**INSTRUCTIONS FOR THE TASK:**
Tell how many lines have the string "account" in them, and write nothing besides the number.

**ENTRIES PROVIDED:**
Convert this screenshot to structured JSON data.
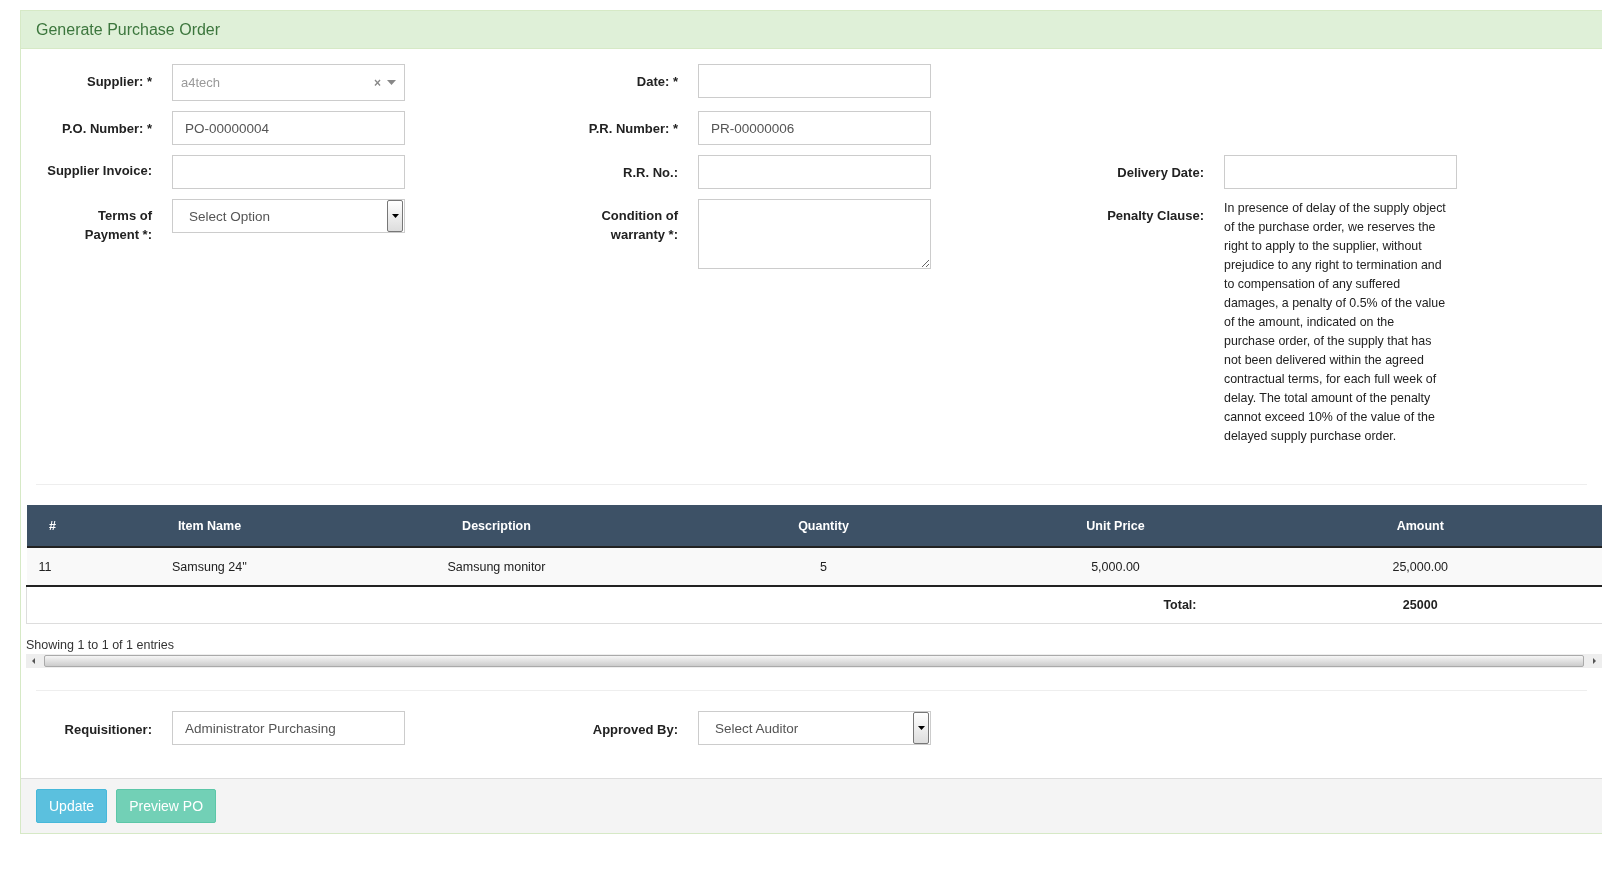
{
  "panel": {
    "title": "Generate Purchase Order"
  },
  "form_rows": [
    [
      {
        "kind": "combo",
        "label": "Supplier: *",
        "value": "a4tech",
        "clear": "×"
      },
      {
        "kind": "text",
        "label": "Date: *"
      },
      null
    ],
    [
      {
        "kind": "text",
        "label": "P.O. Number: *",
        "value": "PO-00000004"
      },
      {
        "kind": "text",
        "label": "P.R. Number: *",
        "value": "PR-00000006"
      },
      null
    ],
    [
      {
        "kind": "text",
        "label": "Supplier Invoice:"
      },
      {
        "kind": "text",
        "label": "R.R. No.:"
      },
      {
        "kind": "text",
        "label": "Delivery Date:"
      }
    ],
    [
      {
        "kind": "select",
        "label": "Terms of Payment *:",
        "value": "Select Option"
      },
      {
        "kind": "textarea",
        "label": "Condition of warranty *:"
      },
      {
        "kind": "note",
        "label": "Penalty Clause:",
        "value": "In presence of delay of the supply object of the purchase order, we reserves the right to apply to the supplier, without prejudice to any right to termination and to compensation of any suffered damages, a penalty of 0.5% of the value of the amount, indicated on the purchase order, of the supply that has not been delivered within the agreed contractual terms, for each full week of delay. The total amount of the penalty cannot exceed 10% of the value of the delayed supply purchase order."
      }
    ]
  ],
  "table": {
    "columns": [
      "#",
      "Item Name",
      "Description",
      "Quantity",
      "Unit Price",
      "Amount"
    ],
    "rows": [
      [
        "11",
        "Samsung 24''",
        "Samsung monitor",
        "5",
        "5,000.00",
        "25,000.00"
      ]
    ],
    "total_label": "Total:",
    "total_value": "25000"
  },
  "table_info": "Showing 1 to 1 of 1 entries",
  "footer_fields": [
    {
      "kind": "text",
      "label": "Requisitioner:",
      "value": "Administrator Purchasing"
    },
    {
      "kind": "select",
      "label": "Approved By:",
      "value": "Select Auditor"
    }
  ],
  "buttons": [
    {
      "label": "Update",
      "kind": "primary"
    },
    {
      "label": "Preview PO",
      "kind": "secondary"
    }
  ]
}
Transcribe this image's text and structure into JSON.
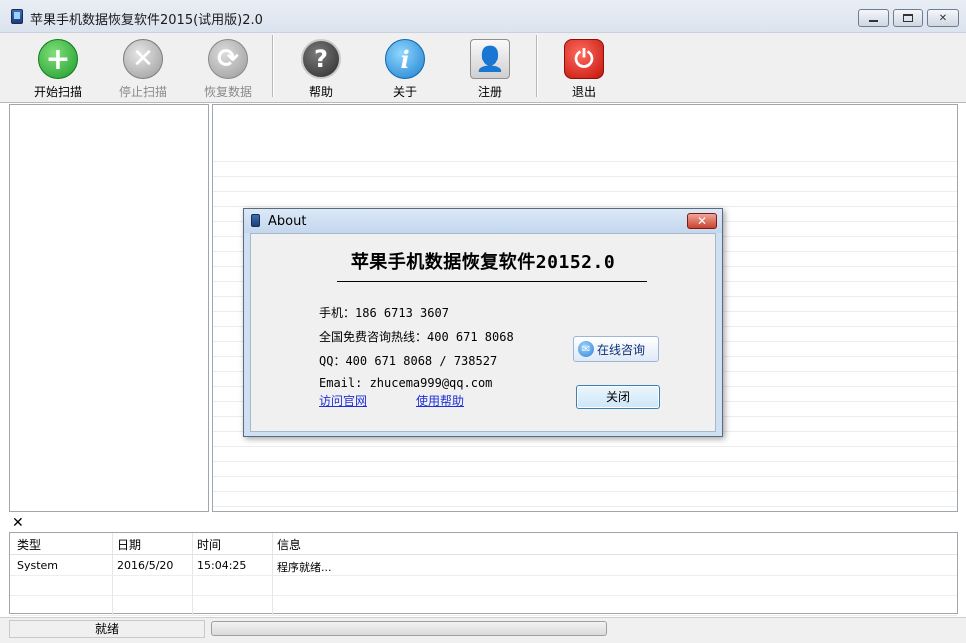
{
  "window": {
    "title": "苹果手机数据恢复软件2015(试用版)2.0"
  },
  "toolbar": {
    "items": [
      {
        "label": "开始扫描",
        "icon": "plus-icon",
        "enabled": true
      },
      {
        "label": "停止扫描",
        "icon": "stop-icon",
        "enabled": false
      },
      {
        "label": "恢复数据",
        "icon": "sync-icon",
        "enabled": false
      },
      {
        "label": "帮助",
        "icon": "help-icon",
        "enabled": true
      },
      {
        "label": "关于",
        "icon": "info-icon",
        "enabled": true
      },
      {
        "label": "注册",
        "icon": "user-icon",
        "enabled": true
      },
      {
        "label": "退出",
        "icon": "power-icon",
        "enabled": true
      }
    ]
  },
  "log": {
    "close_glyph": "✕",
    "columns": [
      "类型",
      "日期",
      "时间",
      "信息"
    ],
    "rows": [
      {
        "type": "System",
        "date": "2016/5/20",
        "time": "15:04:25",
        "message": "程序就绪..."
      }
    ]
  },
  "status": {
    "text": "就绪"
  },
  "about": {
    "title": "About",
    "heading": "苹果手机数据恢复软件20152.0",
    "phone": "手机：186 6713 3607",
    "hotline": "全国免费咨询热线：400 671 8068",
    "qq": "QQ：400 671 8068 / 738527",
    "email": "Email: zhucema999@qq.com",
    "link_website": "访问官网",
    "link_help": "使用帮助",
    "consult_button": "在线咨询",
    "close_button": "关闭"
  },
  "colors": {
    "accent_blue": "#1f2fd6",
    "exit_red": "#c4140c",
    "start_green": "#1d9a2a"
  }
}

* * *

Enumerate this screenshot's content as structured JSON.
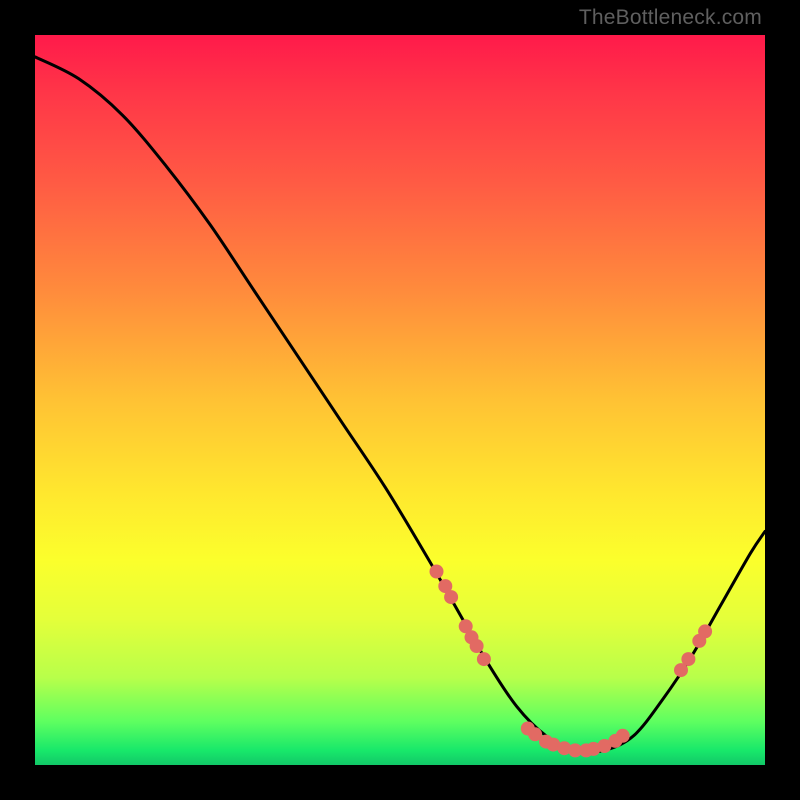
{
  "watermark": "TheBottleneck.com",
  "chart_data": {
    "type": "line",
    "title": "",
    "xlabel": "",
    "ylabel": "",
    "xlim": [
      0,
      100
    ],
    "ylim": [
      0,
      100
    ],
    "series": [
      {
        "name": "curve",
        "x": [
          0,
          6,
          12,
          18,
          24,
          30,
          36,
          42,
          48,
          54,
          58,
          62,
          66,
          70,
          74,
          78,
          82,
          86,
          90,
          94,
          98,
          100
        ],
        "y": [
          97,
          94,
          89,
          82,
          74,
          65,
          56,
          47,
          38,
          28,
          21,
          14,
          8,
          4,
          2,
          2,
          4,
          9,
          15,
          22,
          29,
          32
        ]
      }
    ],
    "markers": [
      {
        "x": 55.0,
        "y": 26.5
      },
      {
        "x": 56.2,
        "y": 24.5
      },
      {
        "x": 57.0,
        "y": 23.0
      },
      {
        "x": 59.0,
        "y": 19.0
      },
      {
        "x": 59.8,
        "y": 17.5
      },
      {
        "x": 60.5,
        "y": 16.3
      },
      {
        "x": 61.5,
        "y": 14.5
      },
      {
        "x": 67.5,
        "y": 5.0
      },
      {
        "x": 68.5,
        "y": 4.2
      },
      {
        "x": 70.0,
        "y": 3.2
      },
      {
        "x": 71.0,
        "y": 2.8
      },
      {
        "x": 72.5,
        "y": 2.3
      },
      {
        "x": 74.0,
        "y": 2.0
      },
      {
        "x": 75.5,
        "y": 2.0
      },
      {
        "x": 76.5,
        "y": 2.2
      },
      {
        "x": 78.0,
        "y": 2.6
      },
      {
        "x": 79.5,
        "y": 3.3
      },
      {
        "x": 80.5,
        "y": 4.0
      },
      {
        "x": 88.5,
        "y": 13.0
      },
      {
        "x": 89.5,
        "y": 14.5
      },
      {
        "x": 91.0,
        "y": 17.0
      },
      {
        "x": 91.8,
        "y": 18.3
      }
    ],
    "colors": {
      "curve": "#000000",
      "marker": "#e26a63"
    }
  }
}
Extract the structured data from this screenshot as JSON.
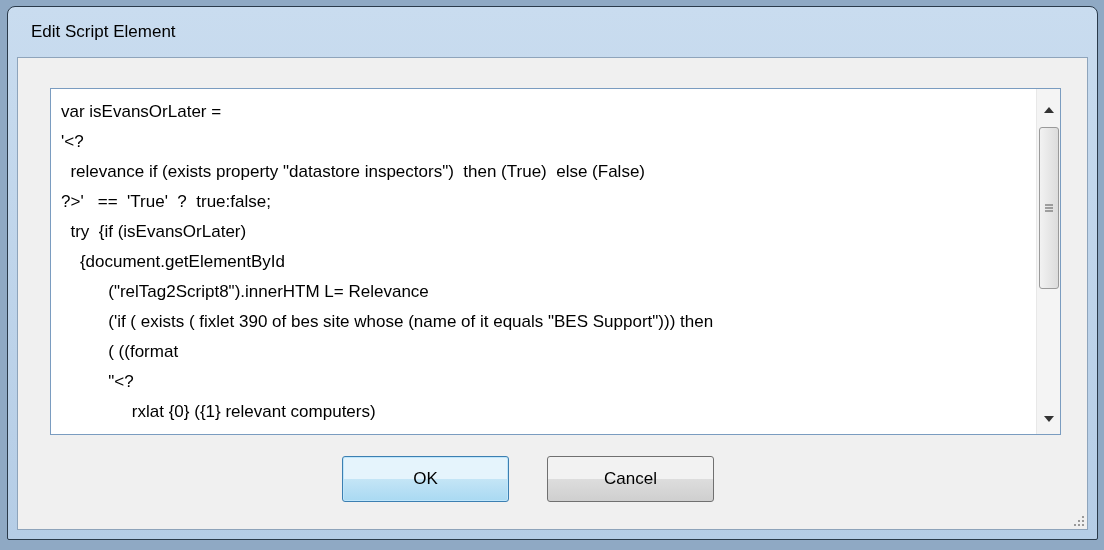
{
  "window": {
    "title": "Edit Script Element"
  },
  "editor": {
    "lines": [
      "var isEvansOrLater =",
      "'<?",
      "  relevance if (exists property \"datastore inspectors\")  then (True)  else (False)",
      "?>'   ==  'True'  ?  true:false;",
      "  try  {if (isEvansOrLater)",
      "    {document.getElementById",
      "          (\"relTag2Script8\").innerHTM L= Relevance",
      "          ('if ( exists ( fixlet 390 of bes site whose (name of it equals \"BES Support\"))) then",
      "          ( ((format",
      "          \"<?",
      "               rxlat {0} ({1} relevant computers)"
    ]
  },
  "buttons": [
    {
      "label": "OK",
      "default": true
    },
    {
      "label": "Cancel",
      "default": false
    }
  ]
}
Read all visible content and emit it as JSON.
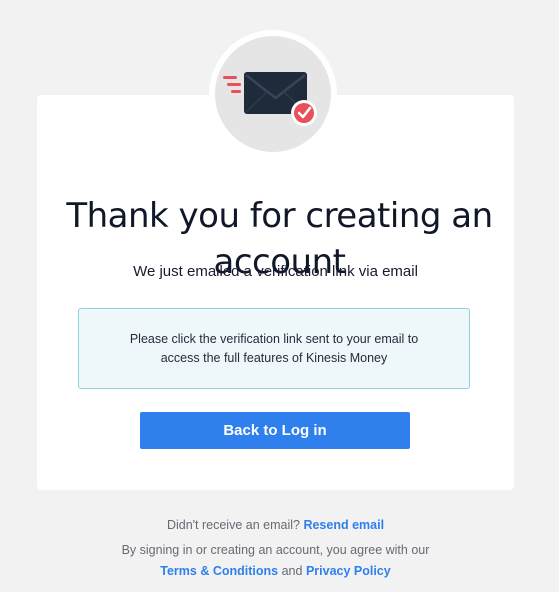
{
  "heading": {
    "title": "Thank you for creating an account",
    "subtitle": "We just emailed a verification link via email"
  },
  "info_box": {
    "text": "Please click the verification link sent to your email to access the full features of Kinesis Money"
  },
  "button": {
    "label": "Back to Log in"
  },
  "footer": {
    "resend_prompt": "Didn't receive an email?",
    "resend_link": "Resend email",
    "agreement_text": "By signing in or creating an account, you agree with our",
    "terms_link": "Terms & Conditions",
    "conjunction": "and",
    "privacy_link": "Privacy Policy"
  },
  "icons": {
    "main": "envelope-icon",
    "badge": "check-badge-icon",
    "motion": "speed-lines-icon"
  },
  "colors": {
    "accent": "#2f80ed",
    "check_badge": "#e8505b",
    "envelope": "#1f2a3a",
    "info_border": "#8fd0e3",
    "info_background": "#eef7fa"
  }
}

**OUTPUT OF THE EXERCISE:**
2